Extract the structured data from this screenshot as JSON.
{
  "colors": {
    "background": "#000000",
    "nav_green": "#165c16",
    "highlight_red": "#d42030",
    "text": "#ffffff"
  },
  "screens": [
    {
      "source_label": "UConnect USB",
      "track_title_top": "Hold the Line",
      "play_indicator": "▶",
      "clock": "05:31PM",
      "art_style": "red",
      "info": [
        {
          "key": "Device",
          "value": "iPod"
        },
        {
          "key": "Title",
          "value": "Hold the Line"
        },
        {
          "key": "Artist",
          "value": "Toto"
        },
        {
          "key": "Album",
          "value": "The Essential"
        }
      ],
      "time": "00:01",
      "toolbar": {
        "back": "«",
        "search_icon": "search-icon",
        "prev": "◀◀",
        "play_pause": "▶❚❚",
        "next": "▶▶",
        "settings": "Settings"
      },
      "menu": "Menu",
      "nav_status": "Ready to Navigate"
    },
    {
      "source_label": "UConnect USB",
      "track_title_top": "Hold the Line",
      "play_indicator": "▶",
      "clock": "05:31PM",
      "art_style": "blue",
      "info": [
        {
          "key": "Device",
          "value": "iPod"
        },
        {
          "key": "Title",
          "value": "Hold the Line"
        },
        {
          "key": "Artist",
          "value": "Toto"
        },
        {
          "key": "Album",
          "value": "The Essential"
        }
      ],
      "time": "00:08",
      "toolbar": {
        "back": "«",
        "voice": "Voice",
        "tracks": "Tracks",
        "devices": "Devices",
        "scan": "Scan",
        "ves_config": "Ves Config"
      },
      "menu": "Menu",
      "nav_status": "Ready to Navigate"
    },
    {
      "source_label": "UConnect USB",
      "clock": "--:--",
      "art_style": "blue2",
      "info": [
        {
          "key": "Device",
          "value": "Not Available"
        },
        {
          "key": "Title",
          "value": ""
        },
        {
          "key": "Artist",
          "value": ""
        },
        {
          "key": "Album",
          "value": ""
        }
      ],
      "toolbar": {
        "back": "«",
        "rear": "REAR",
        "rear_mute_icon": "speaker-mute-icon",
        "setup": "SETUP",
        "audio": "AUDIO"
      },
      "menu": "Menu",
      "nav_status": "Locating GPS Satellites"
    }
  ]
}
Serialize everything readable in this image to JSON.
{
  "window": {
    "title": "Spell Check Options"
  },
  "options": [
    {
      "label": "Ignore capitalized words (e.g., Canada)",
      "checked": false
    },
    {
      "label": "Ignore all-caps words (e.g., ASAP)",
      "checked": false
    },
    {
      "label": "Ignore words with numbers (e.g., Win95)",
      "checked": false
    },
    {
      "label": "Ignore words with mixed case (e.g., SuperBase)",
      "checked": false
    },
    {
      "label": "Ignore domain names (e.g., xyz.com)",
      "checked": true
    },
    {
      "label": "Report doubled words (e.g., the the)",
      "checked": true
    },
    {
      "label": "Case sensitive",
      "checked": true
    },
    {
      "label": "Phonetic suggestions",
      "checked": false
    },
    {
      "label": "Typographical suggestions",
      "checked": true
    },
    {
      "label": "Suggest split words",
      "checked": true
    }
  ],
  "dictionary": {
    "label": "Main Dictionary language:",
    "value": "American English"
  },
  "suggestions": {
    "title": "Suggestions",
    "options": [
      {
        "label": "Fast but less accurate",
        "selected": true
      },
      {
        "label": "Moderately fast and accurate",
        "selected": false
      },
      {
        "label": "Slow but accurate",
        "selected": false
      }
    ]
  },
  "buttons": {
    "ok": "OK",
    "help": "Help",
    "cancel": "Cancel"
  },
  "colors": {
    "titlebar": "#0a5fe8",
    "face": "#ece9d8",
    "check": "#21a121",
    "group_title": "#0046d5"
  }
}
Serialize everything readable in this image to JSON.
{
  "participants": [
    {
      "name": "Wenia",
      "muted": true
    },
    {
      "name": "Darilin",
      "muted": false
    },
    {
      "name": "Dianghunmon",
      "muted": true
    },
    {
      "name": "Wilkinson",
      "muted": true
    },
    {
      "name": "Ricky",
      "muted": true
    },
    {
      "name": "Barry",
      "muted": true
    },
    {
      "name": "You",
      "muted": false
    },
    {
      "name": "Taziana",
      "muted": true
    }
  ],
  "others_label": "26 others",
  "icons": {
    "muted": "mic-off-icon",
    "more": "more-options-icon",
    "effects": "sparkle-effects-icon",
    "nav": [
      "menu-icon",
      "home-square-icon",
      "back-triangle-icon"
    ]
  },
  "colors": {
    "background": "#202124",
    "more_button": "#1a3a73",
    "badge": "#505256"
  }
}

-*-

## Written task
Take the data above and return it exactly.

## Solution to this problem
Extract the structured data from this screenshot as JSON.
{
  "colors": {
    "background": "#000000",
    "nav_green": "#165c16",
    "highlight_red": "#d42030",
    "text": "#ffffff"
  },
  "screens": [
    {
      "source_label": "UConnect USB",
      "track_title_top": "Hold the Line",
      "play_indicator": "▶",
      "clock": "05:31PM",
      "art_style": "red",
      "info": [
        {
          "key": "Device",
          "value": "iPod"
        },
        {
          "key": "Title",
          "value": "Hold the Line"
        },
        {
          "key": "Artist",
          "value": "Toto"
        },
        {
          "key": "Album",
          "value": "The Essential"
        }
      ],
      "time": "00:01",
      "toolbar": {
        "back": "«",
        "search_icon": "search-icon",
        "prev": "◀◀",
        "play_pause": "▶❚❚",
        "next": "▶▶",
        "settings": "Settings"
      },
      "menu": "Menu",
      "nav_status": "Ready to Navigate"
    },
    {
      "source_label": "UConnect USB",
      "track_title_top": "Hold the Line",
      "play_indicator": "▶",
      "clock": "05:31PM",
      "art_style": "blue",
      "info": [
        {
          "key": "Device",
          "value": "iPod"
        },
        {
          "key": "Title",
          "value": "Hold the Line"
        },
        {
          "key": "Artist",
          "value": "Toto"
        },
        {
          "key": "Album",
          "value": "The Essential"
        }
      ],
      "time": "00:08",
      "toolbar": {
        "back": "«",
        "voice": "Voice",
        "tracks": "Tracks",
        "devices": "Devices",
        "scan": "Scan",
        "ves_config": "Ves Config"
      },
      "menu": "Menu",
      "nav_status": "Ready to Navigate"
    },
    {
      "source_label": "UConnect USB",
      "clock": "--:--",
      "art_style": "blue2",
      "info": [
        {
          "key": "Device",
          "value": "Not Available"
        },
        {
          "key": "Title",
          "value": ""
        },
        {
          "key": "Artist",
          "value": ""
        },
        {
          "key": "Album",
          "value": ""
        }
      ],
      "toolbar": {
        "back": "«",
        "rear": "REAR",
        "rear_mute_icon": "speaker-mute-icon",
        "setup": "SETUP",
        "audio": "AUDIO"
      },
      "menu": "Menu",
      "nav_status": "Locating GPS Satellites"
    }
  ]
}
Serialize everything readable in this image to JSON.
{
  "window": {
    "title": "Spell Check Options"
  },
  "options": [
    {
      "label": "Ignore capitalized words (e.g., Canada)",
      "checked": false
    },
    {
      "label": "Ignore all-caps words (e.g., ASAP)",
      "checked": false
    },
    {
      "label": "Ignore words with numbers (e.g., Win95)",
      "checked": false
    },
    {
      "label": "Ignore words with mixed case (e.g., SuperBase)",
      "checked": false
    },
    {
      "label": "Ignore domain names (e.g., xyz.com)",
      "checked": true
    },
    {
      "label": "Report doubled words (e.g., the the)",
      "checked": true
    },
    {
      "label": "Case sensitive",
      "checked": true
    },
    {
      "label": "Phonetic suggestions",
      "checked": false
    },
    {
      "label": "Typographical suggestions",
      "checked": true
    },
    {
      "label": "Suggest split words",
      "checked": true
    }
  ],
  "dictionary": {
    "label": "Main Dictionary language:",
    "value": "American English"
  },
  "suggestions": {
    "title": "Suggestions",
    "options": [
      {
        "label": "Fast but less accurate",
        "selected": true
      },
      {
        "label": "Moderately fast and accurate",
        "selected": false
      },
      {
        "label": "Slow but accurate",
        "selected": false
      }
    ]
  },
  "buttons": {
    "ok": "OK",
    "help": "Help",
    "cancel": "Cancel"
  },
  "colors": {
    "titlebar": "#0a5fe8",
    "face": "#ece9d8",
    "check": "#21a121",
    "group_title": "#0046d5"
  }
}
Serialize everything readable in this image to JSON.
{
  "participants": [
    {
      "name": "Wenia",
      "muted": true
    },
    {
      "name": "Darilin",
      "muted": false
    },
    {
      "name": "Dianghunmon",
      "muted": true
    },
    {
      "name": "Wilkinson",
      "muted": true
    },
    {
      "name": "Ricky",
      "muted": true
    },
    {
      "name": "Barry",
      "muted": true
    },
    {
      "name": "You",
      "muted": false
    },
    {
      "name": "Taziana",
      "muted": true
    }
  ],
  "others_label": "26 others",
  "icons": {
    "muted": "mic-off-icon",
    "more": "more-options-icon",
    "effects": "sparkle-effects-icon",
    "nav": [
      "menu-icon",
      "home-square-icon",
      "back-triangle-icon"
    ]
  },
  "colors": {
    "background": "#202124",
    "more_button": "#1a3a73",
    "badge": "#505256"
  }
}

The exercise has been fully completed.